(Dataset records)
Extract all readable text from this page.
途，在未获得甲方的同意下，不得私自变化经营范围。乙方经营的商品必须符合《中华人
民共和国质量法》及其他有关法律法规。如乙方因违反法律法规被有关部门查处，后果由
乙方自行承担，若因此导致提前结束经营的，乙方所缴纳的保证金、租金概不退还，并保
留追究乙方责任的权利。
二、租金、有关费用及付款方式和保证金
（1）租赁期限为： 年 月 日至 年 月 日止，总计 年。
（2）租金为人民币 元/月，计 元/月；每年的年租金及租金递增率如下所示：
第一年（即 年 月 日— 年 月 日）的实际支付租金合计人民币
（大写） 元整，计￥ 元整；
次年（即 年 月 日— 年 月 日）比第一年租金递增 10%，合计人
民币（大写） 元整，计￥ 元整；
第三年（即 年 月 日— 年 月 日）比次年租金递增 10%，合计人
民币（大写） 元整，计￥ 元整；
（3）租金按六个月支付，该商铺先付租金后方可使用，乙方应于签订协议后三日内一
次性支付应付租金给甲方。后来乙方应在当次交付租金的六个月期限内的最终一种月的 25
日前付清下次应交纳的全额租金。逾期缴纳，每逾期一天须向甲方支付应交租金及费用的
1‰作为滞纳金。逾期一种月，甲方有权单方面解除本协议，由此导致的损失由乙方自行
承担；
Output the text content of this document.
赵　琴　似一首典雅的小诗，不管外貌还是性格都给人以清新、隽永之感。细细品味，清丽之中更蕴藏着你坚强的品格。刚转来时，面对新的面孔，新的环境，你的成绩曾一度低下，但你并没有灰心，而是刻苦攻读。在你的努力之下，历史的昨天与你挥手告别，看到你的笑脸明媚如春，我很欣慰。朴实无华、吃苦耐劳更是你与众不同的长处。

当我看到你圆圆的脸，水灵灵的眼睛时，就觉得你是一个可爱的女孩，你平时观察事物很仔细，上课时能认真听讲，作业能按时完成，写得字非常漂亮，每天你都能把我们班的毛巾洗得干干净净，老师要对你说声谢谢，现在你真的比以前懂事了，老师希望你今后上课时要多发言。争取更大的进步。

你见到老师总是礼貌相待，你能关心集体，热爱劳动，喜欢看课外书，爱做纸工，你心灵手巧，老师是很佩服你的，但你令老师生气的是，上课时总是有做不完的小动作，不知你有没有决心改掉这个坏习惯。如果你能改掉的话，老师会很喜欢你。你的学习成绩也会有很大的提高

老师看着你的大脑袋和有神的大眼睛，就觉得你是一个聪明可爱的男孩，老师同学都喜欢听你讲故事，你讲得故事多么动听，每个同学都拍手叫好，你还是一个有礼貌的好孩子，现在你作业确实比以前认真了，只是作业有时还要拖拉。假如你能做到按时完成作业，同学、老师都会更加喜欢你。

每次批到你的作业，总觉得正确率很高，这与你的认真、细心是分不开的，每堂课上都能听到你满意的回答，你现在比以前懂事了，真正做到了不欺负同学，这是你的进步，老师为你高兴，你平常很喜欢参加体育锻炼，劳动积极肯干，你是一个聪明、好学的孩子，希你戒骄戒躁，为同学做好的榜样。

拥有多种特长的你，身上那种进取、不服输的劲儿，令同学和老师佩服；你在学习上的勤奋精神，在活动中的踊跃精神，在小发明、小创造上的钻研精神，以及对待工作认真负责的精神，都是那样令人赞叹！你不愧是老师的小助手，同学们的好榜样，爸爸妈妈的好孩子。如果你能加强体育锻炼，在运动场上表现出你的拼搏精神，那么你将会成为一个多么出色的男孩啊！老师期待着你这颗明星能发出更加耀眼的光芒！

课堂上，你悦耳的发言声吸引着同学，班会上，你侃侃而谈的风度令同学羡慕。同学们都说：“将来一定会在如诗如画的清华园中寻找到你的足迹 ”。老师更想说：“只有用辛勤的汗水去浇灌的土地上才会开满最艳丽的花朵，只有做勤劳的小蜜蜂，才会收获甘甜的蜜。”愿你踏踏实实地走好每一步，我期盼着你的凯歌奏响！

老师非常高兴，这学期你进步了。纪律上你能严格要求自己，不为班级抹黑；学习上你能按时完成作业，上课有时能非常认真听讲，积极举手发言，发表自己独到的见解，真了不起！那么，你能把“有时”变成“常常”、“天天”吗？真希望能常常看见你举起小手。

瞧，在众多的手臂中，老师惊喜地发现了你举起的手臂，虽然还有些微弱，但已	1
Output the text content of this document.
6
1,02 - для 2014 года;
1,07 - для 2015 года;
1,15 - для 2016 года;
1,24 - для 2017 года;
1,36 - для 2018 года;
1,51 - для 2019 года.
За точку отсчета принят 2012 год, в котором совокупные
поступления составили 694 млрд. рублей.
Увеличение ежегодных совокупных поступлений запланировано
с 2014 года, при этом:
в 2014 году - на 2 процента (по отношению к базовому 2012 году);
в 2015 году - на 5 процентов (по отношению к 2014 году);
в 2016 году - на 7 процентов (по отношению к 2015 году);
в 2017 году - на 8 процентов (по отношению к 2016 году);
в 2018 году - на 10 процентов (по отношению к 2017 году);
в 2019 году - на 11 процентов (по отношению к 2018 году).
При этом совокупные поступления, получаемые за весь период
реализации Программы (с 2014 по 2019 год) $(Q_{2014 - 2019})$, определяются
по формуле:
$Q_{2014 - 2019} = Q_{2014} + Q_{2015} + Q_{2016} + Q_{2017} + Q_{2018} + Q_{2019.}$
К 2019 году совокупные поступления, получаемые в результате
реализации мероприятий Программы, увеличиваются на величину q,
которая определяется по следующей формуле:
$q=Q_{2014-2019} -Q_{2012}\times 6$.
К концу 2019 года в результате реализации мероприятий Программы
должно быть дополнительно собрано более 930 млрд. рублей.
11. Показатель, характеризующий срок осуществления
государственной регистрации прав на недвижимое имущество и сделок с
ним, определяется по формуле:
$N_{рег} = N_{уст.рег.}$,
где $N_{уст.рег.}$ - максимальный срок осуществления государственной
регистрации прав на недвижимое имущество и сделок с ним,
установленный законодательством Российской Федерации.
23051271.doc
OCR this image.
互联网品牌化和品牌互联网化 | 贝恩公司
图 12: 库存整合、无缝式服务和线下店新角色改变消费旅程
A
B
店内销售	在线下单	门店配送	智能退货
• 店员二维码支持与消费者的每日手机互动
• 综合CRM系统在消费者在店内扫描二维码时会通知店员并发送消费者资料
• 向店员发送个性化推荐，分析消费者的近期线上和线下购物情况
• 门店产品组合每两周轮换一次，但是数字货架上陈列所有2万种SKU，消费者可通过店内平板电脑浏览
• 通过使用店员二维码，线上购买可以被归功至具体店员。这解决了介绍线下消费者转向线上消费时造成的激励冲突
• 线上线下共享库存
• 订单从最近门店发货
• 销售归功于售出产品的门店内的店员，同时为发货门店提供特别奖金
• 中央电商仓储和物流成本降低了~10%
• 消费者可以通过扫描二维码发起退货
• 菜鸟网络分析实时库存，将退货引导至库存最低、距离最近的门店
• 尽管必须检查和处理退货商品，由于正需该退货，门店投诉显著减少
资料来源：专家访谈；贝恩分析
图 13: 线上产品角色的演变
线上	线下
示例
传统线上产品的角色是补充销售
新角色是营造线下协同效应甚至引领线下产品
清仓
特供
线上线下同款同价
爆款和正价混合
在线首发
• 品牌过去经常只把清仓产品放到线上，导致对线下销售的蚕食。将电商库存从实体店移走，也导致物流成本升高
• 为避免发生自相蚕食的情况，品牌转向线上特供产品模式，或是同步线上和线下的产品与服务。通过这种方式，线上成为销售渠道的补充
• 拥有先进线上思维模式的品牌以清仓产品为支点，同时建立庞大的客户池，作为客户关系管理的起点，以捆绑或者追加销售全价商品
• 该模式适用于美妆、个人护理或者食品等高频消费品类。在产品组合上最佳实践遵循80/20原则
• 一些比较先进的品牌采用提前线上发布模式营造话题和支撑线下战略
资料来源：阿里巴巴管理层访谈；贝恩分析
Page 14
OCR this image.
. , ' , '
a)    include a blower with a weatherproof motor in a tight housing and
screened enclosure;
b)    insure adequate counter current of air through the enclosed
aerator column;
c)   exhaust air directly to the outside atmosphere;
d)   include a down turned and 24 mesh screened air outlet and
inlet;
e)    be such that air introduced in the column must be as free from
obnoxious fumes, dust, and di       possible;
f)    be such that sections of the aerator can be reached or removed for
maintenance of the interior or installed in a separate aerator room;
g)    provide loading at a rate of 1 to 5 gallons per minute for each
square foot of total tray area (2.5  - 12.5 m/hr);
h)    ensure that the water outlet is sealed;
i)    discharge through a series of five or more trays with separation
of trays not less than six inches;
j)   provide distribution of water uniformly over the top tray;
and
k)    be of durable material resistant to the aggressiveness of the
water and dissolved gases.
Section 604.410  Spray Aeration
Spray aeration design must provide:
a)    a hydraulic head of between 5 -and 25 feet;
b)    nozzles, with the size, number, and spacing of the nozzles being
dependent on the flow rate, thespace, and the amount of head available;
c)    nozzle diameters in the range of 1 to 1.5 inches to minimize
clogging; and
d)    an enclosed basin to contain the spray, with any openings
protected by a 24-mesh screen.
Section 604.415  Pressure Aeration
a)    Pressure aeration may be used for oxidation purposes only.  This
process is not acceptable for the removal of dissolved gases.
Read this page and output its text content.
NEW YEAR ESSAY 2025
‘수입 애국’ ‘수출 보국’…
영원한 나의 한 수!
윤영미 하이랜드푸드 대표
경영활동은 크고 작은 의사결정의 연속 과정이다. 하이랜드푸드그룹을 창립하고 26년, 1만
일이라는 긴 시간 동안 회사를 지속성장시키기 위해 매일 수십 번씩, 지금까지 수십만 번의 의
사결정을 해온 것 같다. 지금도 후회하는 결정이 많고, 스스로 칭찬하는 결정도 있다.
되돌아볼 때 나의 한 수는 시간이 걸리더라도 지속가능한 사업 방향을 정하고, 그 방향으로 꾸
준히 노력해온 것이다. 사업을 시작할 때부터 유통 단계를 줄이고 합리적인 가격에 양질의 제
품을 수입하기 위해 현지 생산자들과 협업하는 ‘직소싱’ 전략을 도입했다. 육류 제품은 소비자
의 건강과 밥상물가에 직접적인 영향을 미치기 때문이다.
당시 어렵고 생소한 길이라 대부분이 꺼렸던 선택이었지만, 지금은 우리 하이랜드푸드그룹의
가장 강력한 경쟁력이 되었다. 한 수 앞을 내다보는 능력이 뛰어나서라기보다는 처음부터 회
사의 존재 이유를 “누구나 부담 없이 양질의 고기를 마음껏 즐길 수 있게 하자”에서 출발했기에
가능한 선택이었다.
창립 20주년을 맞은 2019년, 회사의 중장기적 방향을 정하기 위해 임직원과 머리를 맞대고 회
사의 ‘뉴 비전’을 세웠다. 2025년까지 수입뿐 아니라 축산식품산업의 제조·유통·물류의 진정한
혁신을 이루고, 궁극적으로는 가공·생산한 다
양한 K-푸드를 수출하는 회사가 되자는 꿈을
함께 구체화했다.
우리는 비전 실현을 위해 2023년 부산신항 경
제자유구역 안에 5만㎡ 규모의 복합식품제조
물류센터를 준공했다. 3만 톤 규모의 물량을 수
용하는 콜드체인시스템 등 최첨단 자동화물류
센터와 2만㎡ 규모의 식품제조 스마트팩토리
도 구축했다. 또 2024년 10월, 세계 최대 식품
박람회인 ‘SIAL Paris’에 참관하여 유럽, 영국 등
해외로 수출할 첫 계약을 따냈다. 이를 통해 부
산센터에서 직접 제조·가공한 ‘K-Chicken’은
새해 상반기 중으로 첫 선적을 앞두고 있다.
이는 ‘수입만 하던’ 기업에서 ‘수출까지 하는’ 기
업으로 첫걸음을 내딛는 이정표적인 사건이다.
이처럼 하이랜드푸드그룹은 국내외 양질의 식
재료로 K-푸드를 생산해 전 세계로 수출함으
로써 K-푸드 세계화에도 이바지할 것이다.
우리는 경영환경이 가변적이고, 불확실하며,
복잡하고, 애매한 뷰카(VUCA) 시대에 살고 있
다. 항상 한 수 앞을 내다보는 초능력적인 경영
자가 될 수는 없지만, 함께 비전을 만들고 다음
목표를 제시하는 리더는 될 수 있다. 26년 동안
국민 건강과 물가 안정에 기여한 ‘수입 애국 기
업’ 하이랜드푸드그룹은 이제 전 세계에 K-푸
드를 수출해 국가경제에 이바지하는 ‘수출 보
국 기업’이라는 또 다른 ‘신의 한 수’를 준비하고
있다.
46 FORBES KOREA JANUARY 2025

• **What you need to do**:
Report all lines of the material that contain the word "gases".

• **Exercise result**:
water and dissolved gases.
process is not acceptable for the removal of dissolved gases.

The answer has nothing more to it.